WHAT THE TASK REQUIRES –
Each line that follows is to be retyped exactly.
::: EXTRACTED MATERIAL
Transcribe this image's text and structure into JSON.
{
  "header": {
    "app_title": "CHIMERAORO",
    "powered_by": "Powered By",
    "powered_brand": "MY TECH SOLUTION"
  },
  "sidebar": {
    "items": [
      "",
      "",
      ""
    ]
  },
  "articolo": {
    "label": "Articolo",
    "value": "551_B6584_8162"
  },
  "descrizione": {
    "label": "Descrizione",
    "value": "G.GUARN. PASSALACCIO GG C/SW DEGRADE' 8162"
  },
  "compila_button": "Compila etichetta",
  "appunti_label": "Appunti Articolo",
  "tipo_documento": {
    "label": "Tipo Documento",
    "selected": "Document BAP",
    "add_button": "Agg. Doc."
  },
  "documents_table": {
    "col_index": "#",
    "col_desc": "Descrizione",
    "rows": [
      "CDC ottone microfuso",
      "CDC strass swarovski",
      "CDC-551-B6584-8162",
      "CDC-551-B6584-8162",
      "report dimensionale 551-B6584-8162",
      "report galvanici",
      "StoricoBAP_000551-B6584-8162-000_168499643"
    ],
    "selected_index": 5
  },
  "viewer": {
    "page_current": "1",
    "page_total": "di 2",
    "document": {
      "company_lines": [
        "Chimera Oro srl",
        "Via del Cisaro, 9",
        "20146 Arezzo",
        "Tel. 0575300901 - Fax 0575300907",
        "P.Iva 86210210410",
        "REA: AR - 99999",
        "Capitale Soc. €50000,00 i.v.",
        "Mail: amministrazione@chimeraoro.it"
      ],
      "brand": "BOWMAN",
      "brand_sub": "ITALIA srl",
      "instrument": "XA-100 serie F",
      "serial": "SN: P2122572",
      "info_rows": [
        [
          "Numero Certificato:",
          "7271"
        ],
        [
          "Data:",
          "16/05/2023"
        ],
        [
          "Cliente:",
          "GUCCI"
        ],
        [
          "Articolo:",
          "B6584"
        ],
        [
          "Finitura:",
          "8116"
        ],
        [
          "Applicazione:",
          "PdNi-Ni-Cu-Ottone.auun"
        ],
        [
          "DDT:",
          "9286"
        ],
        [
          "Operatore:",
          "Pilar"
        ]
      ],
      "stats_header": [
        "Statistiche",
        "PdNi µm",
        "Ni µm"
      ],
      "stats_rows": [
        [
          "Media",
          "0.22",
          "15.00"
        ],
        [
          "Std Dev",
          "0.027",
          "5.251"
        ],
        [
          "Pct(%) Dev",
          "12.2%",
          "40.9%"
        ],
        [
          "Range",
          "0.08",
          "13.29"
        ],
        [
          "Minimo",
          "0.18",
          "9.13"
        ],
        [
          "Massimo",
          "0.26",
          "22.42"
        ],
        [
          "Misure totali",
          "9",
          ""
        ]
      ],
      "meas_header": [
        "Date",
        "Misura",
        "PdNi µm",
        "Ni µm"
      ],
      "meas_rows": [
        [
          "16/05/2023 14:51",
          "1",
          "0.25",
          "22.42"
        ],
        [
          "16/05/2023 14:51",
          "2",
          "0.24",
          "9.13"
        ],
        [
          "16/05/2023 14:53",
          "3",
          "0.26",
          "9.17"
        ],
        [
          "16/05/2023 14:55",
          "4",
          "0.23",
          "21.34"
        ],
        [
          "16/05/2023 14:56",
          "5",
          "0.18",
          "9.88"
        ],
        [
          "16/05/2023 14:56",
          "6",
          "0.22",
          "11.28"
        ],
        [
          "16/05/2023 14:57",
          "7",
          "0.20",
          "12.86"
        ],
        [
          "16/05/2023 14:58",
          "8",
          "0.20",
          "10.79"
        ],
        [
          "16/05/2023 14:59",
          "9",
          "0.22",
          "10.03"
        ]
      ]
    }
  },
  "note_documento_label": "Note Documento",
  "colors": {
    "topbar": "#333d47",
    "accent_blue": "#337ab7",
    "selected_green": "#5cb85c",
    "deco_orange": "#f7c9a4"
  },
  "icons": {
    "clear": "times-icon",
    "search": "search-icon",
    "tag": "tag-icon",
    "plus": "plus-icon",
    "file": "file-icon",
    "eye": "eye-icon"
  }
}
::::::
COMPLETE OUTPUT –
Transcribe this image's text and structure into JSON.
{
  "header": {
    "app_title": "CHIMERAORO",
    "powered_by": "Powered By",
    "powered_brand": "MY TECH SOLUTION"
  },
  "sidebar": {
    "items": [
      "",
      "",
      ""
    ]
  },
  "articolo": {
    "label": "Articolo",
    "value": "551_B6584_8162"
  },
  "descrizione": {
    "label": "Descrizione",
    "value": "G.GUARN. PASSALACCIO GG C/SW DEGRADE' 8162"
  },
  "compila_button": "Compila etichetta",
  "appunti_label": "Appunti Articolo",
  "tipo_documento": {
    "label": "Tipo Documento",
    "selected": "Document BAP",
    "add_button": "Agg. Doc."
  },
  "documents_table": {
    "col_index": "#",
    "col_desc": "Descrizione",
    "rows": [
      "CDC ottone microfuso",
      "CDC strass swarovski",
      "CDC-551-B6584-8162",
      "CDC-551-B6584-8162",
      "report dimensionale 551-B6584-8162",
      "report galvanici",
      "StoricoBAP_000551-B6584-8162-000_168499643"
    ],
    "selected_index": 5
  },
  "viewer": {
    "page_current": "1",
    "page_total": "di 2",
    "document": {
      "company_lines": [
        "Chimera Oro srl",
        "Via del Cisaro, 9",
        "20146 Arezzo",
        "Tel. 0575300901 - Fax 0575300907",
        "P.Iva 86210210410",
        "REA: AR - 99999",
        "Capitale Soc. €50000,00 i.v.",
        "Mail: amministrazione@chimeraoro.it"
      ],
      "brand": "BOWMAN",
      "brand_sub": "ITALIA srl",
      "instrument": "XA-100 serie F",
      "serial": "SN: P2122572",
      "info_rows": [
        [
          "Numero Certificato:",
          "7271"
        ],
        [
          "Data:",
          "16/05/2023"
        ],
        [
          "Cliente:",
          "GUCCI"
        ],
        [
          "Articolo:",
          "B6584"
        ],
        [
          "Finitura:",
          "8116"
        ],
        [
          "Applicazione:",
          "PdNi-Ni-Cu-Ottone.auun"
        ],
        [
          "DDT:",
          "9286"
        ],
        [
          "Operatore:",
          "Pilar"
        ]
      ],
      "stats_header": [
        "Statistiche",
        "PdNi µm",
        "Ni µm"
      ],
      "stats_rows": [
        [
          "Media",
          "0.22",
          "15.00"
        ],
        [
          "Std Dev",
          "0.027",
          "5.251"
        ],
        [
          "Pct(%) Dev",
          "12.2%",
          "40.9%"
        ],
        [
          "Range",
          "0.08",
          "13.29"
        ],
        [
          "Minimo",
          "0.18",
          "9.13"
        ],
        [
          "Massimo",
          "0.26",
          "22.42"
        ],
        [
          "Misure totali",
          "9",
          ""
        ]
      ],
      "meas_header": [
        "Date",
        "Misura",
        "PdNi µm",
        "Ni µm"
      ],
      "meas_rows": [
        [
          "16/05/2023 14:51",
          "1",
          "0.25",
          "22.42"
        ],
        [
          "16/05/2023 14:51",
          "2",
          "0.24",
          "9.13"
        ],
        [
          "16/05/2023 14:53",
          "3",
          "0.26",
          "9.17"
        ],
        [
          "16/05/2023 14:55",
          "4",
          "0.23",
          "21.34"
        ],
        [
          "16/05/2023 14:56",
          "5",
          "0.18",
          "9.88"
        ],
        [
          "16/05/2023 14:56",
          "6",
          "0.22",
          "11.28"
        ],
        [
          "16/05/2023 14:57",
          "7",
          "0.20",
          "12.86"
        ],
        [
          "16/05/2023 14:58",
          "8",
          "0.20",
          "10.79"
        ],
        [
          "16/05/2023 14:59",
          "9",
          "0.22",
          "10.03"
        ]
      ]
    }
  },
  "note_documento_label": "Note Documento",
  "colors": {
    "topbar": "#333d47",
    "accent_blue": "#337ab7",
    "selected_green": "#5cb85c",
    "deco_orange": "#f7c9a4"
  },
  "icons": {
    "clear": "times-icon",
    "search": "search-icon",
    "tag": "tag-icon",
    "plus": "plus-icon",
    "file": "file-icon",
    "eye": "eye-icon"
  }
}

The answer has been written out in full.